Given problem: Reproduce every one of the items below word for word, omitting the pictures.

(Rows from a layout dataset)
━━━━
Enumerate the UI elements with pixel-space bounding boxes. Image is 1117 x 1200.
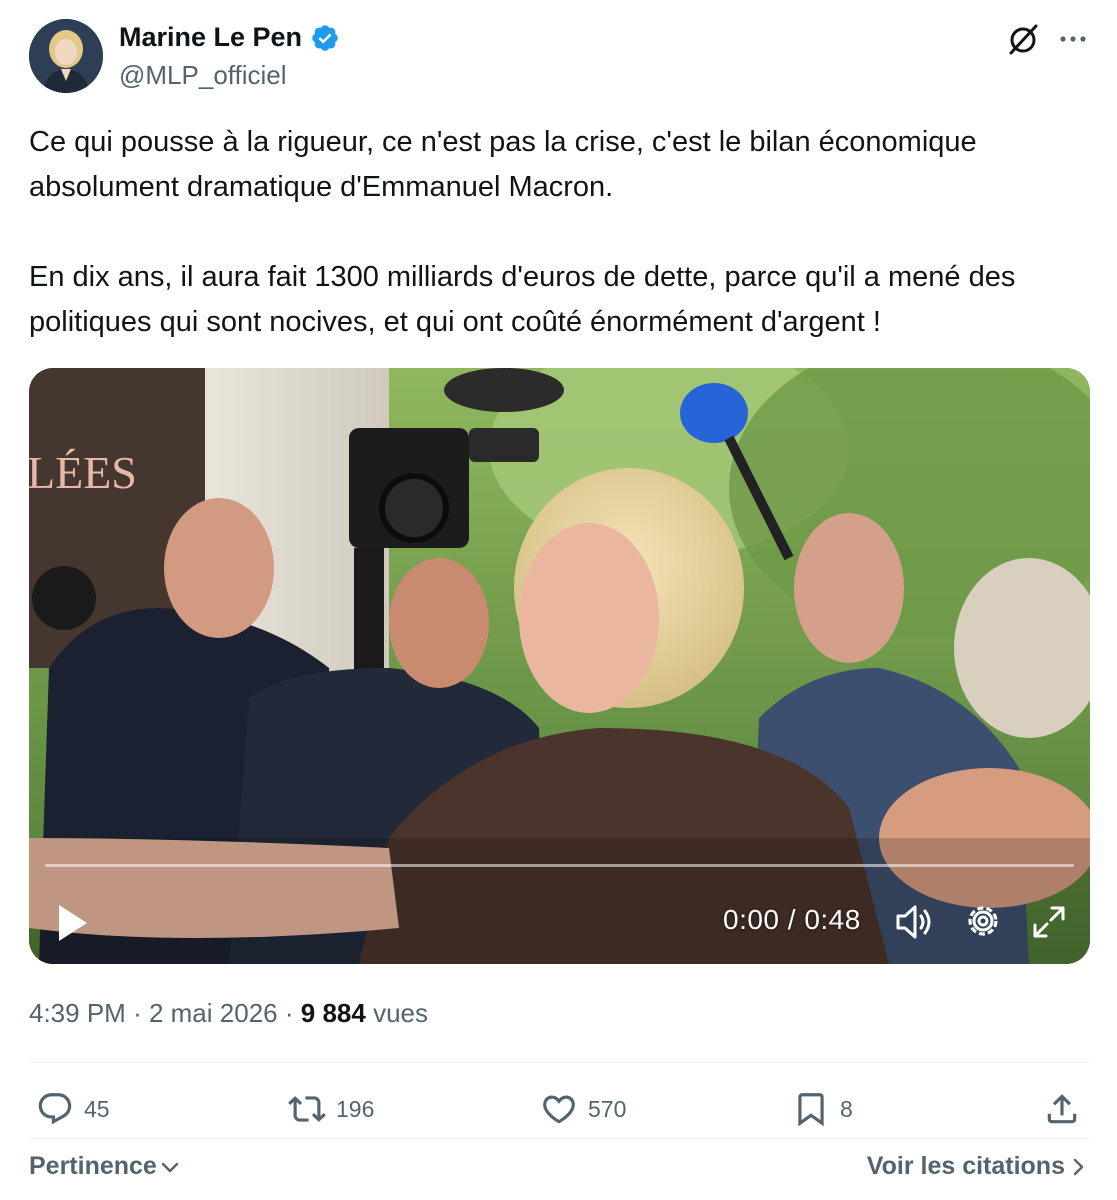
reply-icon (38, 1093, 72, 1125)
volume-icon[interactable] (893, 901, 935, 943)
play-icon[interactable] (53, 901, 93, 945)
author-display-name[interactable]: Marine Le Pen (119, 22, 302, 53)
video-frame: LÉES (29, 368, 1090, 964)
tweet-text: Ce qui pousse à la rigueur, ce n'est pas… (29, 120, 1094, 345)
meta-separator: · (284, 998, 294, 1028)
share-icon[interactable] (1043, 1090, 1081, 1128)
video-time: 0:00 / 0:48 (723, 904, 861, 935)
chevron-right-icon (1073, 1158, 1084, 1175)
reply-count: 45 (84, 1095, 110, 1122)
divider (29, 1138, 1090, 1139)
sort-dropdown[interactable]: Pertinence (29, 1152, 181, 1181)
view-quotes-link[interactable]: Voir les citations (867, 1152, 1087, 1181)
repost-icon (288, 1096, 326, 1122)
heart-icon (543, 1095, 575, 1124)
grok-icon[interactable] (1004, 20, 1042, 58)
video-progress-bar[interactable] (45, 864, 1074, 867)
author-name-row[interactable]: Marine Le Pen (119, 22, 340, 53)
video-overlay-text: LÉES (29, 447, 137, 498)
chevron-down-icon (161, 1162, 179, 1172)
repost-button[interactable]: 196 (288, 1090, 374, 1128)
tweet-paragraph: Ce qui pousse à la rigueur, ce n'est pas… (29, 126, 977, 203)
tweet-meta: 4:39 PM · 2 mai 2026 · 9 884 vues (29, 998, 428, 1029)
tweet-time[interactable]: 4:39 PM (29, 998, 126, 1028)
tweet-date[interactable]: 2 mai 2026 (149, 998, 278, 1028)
━━━━
Output of the task:
Enumerate the UI elements with pixel-space bounding boxes. Image is 1117 x 1200.
reply-icon (38, 1093, 72, 1125)
volume-icon[interactable] (893, 901, 935, 943)
play-icon[interactable] (53, 901, 93, 945)
author-display-name[interactable]: Marine Le Pen (119, 22, 302, 53)
video-frame: LÉES (29, 368, 1090, 964)
tweet-text: Ce qui pousse à la rigueur, ce n'est pas… (29, 120, 1094, 345)
meta-separator: · (284, 998, 294, 1028)
share-icon[interactable] (1043, 1090, 1081, 1128)
video-time: 0:00 / 0:48 (723, 904, 861, 935)
chevron-right-icon (1073, 1158, 1084, 1175)
reply-count: 45 (84, 1095, 110, 1122)
divider (29, 1138, 1090, 1139)
sort-dropdown[interactable]: Pertinence (29, 1152, 181, 1181)
view-quotes-link[interactable]: Voir les citations (867, 1152, 1087, 1181)
repost-icon (288, 1096, 326, 1122)
heart-icon (543, 1095, 575, 1124)
grok-icon[interactable] (1004, 20, 1042, 58)
video-progress-bar[interactable] (45, 864, 1074, 867)
author-name-row[interactable]: Marine Le Pen (119, 22, 340, 53)
video-overlay-text: LÉES (29, 447, 137, 498)
chevron-down-icon (161, 1162, 179, 1172)
repost-button[interactable]: 196 (288, 1090, 374, 1128)
tweet-paragraph: Ce qui pousse à la rigueur, ce n'est pas… (29, 126, 977, 203)
tweet-meta: 4:39 PM · 2 mai 2026 · 9 884 vues (29, 998, 428, 1029)
tweet-time[interactable]: 4:39 PM (29, 998, 126, 1028)
tweet-date[interactable]: 2 mai 2026 (149, 998, 278, 1028)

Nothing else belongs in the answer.